● Directive
Scan each line of the records for the word "image" and extract the ones that have it.

--- BEGIN Data records ---

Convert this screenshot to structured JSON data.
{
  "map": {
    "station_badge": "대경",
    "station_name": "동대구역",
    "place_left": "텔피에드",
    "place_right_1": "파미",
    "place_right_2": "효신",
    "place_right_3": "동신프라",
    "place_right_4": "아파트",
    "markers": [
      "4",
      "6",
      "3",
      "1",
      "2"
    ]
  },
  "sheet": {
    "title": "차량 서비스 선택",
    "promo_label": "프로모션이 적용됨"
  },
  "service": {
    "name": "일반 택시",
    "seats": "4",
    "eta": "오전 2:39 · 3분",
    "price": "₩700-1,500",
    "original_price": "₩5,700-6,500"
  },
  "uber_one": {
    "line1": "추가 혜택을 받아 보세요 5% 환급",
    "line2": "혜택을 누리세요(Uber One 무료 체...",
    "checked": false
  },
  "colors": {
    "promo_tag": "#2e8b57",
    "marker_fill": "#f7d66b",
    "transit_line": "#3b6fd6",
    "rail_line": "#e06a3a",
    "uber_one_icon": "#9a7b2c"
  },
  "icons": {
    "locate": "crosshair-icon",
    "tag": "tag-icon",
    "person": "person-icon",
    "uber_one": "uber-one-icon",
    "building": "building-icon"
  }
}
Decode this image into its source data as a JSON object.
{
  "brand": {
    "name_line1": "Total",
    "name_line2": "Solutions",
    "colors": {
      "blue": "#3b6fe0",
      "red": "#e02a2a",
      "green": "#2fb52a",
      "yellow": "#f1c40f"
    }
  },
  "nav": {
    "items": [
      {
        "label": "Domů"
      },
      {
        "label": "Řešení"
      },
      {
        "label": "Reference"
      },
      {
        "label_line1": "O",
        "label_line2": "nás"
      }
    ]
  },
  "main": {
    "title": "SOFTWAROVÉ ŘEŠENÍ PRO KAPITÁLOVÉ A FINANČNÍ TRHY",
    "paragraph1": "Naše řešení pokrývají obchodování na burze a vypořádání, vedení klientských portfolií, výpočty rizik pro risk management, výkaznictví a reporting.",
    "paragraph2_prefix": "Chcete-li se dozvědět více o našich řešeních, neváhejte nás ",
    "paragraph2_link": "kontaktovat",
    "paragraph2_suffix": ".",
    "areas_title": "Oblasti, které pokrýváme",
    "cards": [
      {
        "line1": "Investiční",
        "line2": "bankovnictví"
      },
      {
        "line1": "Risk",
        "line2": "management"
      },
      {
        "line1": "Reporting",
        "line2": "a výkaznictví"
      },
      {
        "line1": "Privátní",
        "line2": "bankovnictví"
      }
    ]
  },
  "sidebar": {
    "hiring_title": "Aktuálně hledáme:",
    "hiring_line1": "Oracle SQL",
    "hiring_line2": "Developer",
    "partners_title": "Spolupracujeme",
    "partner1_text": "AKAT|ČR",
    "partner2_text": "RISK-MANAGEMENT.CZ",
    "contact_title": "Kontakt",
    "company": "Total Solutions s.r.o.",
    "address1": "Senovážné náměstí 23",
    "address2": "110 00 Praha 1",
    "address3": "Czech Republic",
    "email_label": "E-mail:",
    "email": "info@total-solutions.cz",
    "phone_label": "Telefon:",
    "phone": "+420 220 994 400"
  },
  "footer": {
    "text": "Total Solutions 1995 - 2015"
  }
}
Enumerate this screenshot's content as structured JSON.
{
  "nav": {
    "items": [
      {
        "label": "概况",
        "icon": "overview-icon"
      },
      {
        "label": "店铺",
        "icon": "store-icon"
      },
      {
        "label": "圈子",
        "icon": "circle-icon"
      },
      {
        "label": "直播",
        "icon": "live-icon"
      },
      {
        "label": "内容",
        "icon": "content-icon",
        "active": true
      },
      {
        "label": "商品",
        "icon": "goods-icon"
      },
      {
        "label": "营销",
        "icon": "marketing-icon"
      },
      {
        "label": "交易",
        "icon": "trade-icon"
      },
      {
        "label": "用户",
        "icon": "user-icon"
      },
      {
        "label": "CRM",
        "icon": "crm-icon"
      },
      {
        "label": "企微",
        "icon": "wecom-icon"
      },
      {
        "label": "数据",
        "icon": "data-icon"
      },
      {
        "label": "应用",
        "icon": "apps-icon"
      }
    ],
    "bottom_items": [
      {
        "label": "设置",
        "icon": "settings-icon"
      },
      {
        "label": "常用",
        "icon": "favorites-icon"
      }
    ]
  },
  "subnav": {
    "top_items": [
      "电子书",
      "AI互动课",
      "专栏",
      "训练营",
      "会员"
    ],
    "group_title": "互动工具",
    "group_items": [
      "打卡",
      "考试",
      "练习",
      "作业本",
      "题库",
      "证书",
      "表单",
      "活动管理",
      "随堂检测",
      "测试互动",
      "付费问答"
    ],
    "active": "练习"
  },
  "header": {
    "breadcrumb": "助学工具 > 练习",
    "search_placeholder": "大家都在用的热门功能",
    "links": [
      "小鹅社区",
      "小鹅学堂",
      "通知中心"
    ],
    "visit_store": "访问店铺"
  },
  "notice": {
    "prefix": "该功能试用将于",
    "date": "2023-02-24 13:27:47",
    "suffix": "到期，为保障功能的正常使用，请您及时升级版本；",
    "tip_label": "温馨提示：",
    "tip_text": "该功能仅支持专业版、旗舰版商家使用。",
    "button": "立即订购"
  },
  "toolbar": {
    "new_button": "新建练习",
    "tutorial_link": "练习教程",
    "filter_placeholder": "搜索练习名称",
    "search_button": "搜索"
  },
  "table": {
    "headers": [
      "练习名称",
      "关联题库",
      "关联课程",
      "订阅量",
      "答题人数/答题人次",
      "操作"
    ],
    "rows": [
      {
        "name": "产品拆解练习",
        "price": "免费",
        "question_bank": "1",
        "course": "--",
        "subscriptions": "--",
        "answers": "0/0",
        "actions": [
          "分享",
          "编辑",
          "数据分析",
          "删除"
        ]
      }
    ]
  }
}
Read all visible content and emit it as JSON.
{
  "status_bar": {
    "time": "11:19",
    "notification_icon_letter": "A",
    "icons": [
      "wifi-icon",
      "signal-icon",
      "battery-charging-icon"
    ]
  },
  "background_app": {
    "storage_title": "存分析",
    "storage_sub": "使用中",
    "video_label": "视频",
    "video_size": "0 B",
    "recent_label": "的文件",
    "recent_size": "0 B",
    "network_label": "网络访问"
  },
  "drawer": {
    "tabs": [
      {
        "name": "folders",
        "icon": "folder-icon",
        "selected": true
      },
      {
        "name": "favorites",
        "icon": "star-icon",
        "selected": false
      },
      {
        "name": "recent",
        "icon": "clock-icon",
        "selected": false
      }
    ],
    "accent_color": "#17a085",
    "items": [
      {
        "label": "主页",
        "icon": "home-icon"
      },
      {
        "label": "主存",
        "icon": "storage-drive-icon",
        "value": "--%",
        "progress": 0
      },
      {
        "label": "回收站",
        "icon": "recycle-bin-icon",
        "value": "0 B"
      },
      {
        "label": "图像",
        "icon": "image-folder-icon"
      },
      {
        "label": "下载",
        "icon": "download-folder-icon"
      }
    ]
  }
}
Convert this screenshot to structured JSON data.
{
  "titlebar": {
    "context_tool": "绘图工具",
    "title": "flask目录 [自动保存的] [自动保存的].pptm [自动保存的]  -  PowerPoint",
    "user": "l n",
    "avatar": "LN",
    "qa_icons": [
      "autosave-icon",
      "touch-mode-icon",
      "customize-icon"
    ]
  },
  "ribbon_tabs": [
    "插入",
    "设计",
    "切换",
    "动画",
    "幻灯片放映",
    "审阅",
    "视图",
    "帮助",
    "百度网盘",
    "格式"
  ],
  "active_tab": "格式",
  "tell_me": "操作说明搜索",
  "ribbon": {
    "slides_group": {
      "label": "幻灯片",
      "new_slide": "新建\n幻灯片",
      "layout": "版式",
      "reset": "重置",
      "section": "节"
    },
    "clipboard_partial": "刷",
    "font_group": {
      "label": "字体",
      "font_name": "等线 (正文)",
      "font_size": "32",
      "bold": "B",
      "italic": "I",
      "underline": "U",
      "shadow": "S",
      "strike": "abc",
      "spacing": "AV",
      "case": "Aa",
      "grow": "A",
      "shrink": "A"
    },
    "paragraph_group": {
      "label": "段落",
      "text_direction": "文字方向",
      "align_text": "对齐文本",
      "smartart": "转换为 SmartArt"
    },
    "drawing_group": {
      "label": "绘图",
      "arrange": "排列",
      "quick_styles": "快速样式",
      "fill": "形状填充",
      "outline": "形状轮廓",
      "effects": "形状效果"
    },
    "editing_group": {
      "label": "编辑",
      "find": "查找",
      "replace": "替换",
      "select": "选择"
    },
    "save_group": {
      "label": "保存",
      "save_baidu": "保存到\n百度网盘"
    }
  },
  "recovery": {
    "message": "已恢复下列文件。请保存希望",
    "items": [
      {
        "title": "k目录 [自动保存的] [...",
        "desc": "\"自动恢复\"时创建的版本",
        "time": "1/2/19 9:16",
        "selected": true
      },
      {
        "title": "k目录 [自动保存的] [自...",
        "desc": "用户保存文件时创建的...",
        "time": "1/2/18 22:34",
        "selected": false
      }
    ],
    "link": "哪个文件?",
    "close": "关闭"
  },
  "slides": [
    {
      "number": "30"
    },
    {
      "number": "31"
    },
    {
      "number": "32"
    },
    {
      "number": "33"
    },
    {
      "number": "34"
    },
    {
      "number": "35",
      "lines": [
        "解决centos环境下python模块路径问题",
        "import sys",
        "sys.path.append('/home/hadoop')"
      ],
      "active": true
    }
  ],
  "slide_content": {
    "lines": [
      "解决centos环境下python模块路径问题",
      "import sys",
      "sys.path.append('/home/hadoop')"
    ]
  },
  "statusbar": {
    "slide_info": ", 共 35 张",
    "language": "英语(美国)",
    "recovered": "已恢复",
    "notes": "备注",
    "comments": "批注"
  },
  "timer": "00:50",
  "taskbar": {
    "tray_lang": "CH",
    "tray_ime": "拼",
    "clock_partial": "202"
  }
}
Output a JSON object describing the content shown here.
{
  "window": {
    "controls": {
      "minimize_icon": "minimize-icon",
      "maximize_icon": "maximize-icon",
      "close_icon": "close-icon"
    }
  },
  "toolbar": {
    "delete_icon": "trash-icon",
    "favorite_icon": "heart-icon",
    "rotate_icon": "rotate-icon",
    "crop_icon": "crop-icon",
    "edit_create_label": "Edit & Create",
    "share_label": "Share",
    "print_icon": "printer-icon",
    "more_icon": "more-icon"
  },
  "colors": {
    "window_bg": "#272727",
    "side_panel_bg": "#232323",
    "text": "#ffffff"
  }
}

--- END Data records ---

● Written solution
Decode this image into its source data as a JSON object.
        "icon": "image-folder-icon"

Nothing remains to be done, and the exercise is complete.